Request -
Copy the records below exactly, leaving out every picture.

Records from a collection
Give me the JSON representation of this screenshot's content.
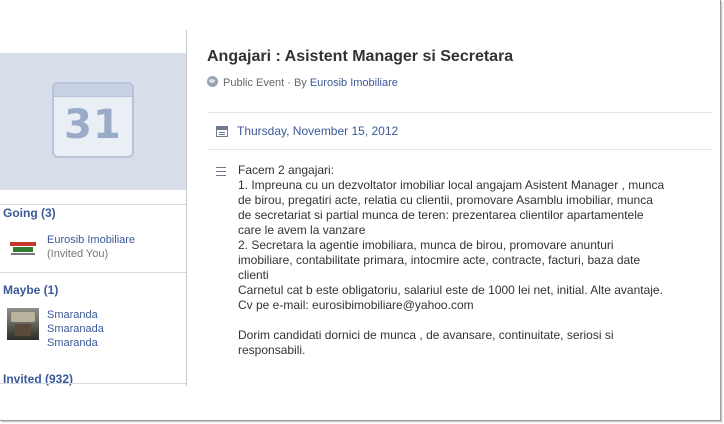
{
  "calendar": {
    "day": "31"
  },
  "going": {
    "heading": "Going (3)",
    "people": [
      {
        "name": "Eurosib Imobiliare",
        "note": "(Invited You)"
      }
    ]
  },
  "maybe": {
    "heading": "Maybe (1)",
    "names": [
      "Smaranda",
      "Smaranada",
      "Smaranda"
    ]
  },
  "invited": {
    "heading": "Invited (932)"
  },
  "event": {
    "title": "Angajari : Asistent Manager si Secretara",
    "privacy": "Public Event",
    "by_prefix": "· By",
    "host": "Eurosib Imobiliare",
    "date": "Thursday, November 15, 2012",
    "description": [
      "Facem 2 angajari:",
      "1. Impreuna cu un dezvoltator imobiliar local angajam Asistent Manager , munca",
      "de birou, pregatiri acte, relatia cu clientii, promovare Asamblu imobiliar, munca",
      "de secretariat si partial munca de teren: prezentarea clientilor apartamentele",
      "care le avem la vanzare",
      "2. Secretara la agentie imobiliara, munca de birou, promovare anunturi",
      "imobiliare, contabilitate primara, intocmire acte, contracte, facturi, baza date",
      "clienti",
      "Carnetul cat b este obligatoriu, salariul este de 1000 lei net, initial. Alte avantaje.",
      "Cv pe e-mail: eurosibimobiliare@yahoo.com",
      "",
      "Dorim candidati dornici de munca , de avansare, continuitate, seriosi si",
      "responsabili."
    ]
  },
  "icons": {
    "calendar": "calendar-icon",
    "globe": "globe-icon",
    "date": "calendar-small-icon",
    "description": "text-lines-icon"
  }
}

Exercise solution -
Give me the JSON representation of this screenshot's content.
{
  "calendar": {
    "day": "31"
  },
  "going": {
    "heading": "Going (3)",
    "people": [
      {
        "name": "Eurosib Imobiliare",
        "note": "(Invited You)"
      }
    ]
  },
  "maybe": {
    "heading": "Maybe (1)",
    "names": [
      "Smaranda",
      "Smaranada",
      "Smaranda"
    ]
  },
  "invited": {
    "heading": "Invited (932)"
  },
  "event": {
    "title": "Angajari : Asistent Manager si Secretara",
    "privacy": "Public Event",
    "by_prefix": "· By",
    "host": "Eurosib Imobiliare",
    "date": "Thursday, November 15, 2012",
    "description": [
      "Facem 2 angajari:",
      "1. Impreuna cu un dezvoltator imobiliar local angajam Asistent Manager , munca",
      "de birou, pregatiri acte, relatia cu clientii, promovare Asamblu imobiliar, munca",
      "de secretariat si partial munca de teren: prezentarea clientilor apartamentele",
      "care le avem la vanzare",
      "2. Secretara la agentie imobiliara, munca de birou, promovare anunturi",
      "imobiliare, contabilitate primara, intocmire acte, contracte, facturi, baza date",
      "clienti",
      "Carnetul cat b este obligatoriu, salariul este de 1000 lei net, initial. Alte avantaje.",
      "Cv pe e-mail: eurosibimobiliare@yahoo.com",
      "",
      "Dorim candidati dornici de munca , de avansare, continuitate, seriosi si",
      "responsabili."
    ]
  },
  "icons": {
    "calendar": "calendar-icon",
    "globe": "globe-icon",
    "date": "calendar-small-icon",
    "description": "text-lines-icon"
  }
}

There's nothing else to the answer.